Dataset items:
# # # #

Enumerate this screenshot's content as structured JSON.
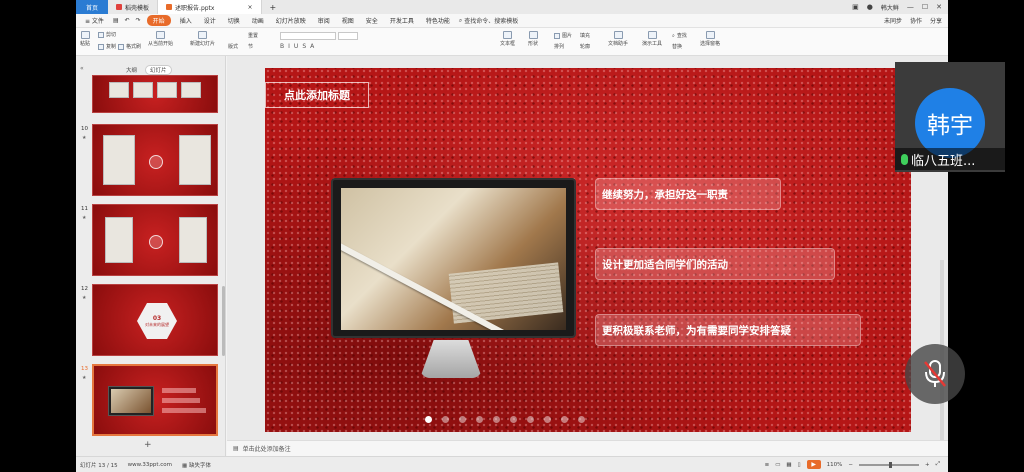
{
  "titlebar": {
    "home_tab": "首页",
    "tabs": [
      {
        "label": "稻壳模板",
        "color": "#e0413c"
      },
      {
        "label": "述职报告.pptx",
        "color": "#e86b2a"
      }
    ],
    "add_tab": "+",
    "user": "韩大鲜"
  },
  "menubar": {
    "file": "≡ 文件",
    "items": [
      "开始",
      "插入",
      "设计",
      "切换",
      "动画",
      "幻灯片放映",
      "审阅",
      "视图",
      "安全",
      "开发工具",
      "特色功能"
    ],
    "active": "开始",
    "search": "查找命令、搜索模板",
    "right": [
      "未同步",
      "协作",
      "分享"
    ]
  },
  "ribbon": {
    "items": [
      "剪切",
      "复制",
      "格式刷",
      "粘贴",
      "从当前开始",
      "新建幻灯片",
      "版式",
      "节",
      "重置",
      "文本框",
      "形状",
      "排列",
      "图片",
      "填充",
      "轮廓",
      "文档助手",
      "演示工具",
      "查找",
      "替换",
      "选择窗格"
    ]
  },
  "left_panel": {
    "tab_outline": "大纲",
    "tab_slides": "幻灯片",
    "slides": [
      {
        "num": "10"
      },
      {
        "num": "11"
      },
      {
        "num": "12",
        "hex_num": "03",
        "hex_text": "对未来的展望"
      },
      {
        "num": "13"
      }
    ],
    "add": "+"
  },
  "slide": {
    "title": "点此添加标题",
    "bullets": [
      "继续努力，承担好这一职责",
      "设计更加适合同学们的活动",
      "更积极联系老师，为有需要同学安排答疑"
    ],
    "dots_count": 10
  },
  "notes": {
    "placeholder": "单击此处添加备注"
  },
  "status": {
    "slide_info": "幻灯片 13 / 15",
    "theme": "www.33ppt.com",
    "font_missing": "缺失字体",
    "zoom": "110%"
  },
  "video": {
    "avatar_text": "韩宇",
    "name": "临八五班...",
    "mic_color": "#3fcf5c"
  },
  "colors": {
    "accent": "#e86b2a",
    "avatar": "#1f80e6",
    "slide_red": "#b51616"
  }
}
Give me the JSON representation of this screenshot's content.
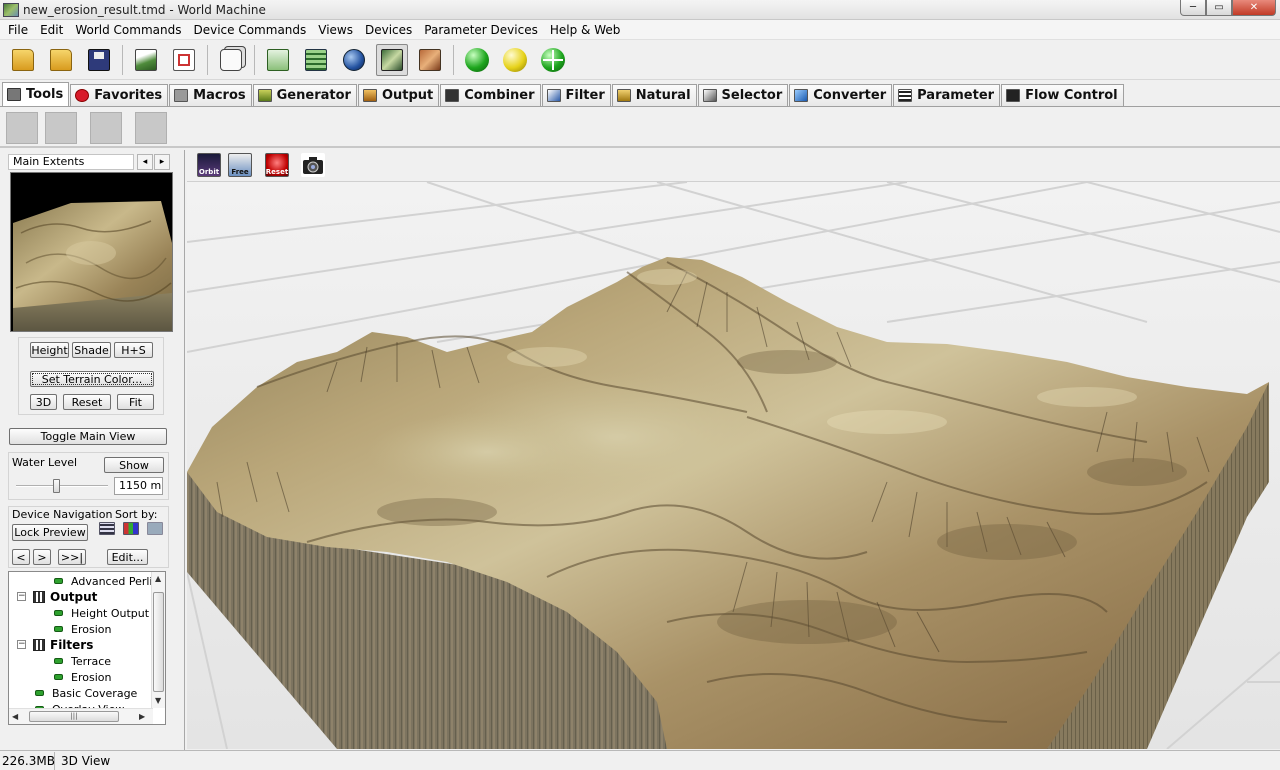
{
  "window": {
    "title": "new_erosion_result.tmd - World Machine"
  },
  "menu": [
    "File",
    "Edit",
    "World Commands",
    "Device Commands",
    "Views",
    "Devices",
    "Parameter Devices",
    "Help & Web"
  ],
  "toolbar": {
    "icons": [
      "new-project-icon",
      "open-folder-icon",
      "save-disk-icon",
      "terrain-icon",
      "document-icon",
      "random-seed-icon",
      "device-network-icon",
      "layout-grid-icon",
      "world-view-icon",
      "3d-view-icon",
      "texture-view-icon",
      "build-green-icon",
      "build-yellow-icon",
      "build-region-icon"
    ]
  },
  "device_tabs": [
    {
      "label": "Tools",
      "color": "#444444"
    },
    {
      "label": "Favorites",
      "color": "#d81b2a"
    },
    {
      "label": "Macros",
      "color": "#555555"
    },
    {
      "label": "Generator",
      "color": "#7a8a2a"
    },
    {
      "label": "Output",
      "color": "#b87a2a"
    },
    {
      "label": "Combiner",
      "color": "#333333"
    },
    {
      "label": "Filter",
      "color": "#2a5aa8"
    },
    {
      "label": "Natural",
      "color": "#c8a030"
    },
    {
      "label": "Selector",
      "color": "#4a4a4a"
    },
    {
      "label": "Converter",
      "color": "#3a7ac8"
    },
    {
      "label": "Parameter",
      "color": "#222222"
    },
    {
      "label": "Flow Control",
      "color": "#222222"
    }
  ],
  "left_panel": {
    "extents_label": "Main Extents",
    "prev_arrow": "◂",
    "next_arrow": "▸",
    "view_modes": [
      "Height",
      "Shade",
      "H+S"
    ],
    "set_terrain_color": "Set Terrain Color...",
    "btn_3d": "3D",
    "btn_reset": "Reset",
    "btn_fit": "Fit",
    "toggle_main_view": "Toggle Main View",
    "water_level_label": "Water Level",
    "water_show": "Show",
    "water_level_value": "1150 m",
    "water_level_fraction": 0.43,
    "device_nav_label": "Device Navigation",
    "sort_by_label": "Sort by:",
    "lock_preview": "Lock Preview",
    "nav_back": "<",
    "nav_forward": ">",
    "nav_end": ">>|",
    "edit": "Edit...",
    "tree": [
      {
        "label": "Advanced Perlin",
        "kind": "device"
      },
      {
        "label": "Output",
        "kind": "group",
        "expander": "⊟"
      },
      {
        "label": "Height Output",
        "kind": "device"
      },
      {
        "label": "Erosion",
        "kind": "device"
      },
      {
        "label": "Filters",
        "kind": "group",
        "expander": "⊟"
      },
      {
        "label": "Terrace",
        "kind": "device"
      },
      {
        "label": "Erosion",
        "kind": "device"
      },
      {
        "label": "Basic Coverage",
        "kind": "device"
      },
      {
        "label": "Overlay View",
        "kind": "device"
      }
    ]
  },
  "view_toolbar": {
    "orbit": "Orbit",
    "free": "Free",
    "reset": "Reset"
  },
  "status": {
    "memory": "226.3MB",
    "view": "3D View"
  }
}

# # # #

Search the entries for the word "Main" and copy every line that has it.

    "extents_label": "Main Extents",
    "toggle_main_view": "Toggle Main View",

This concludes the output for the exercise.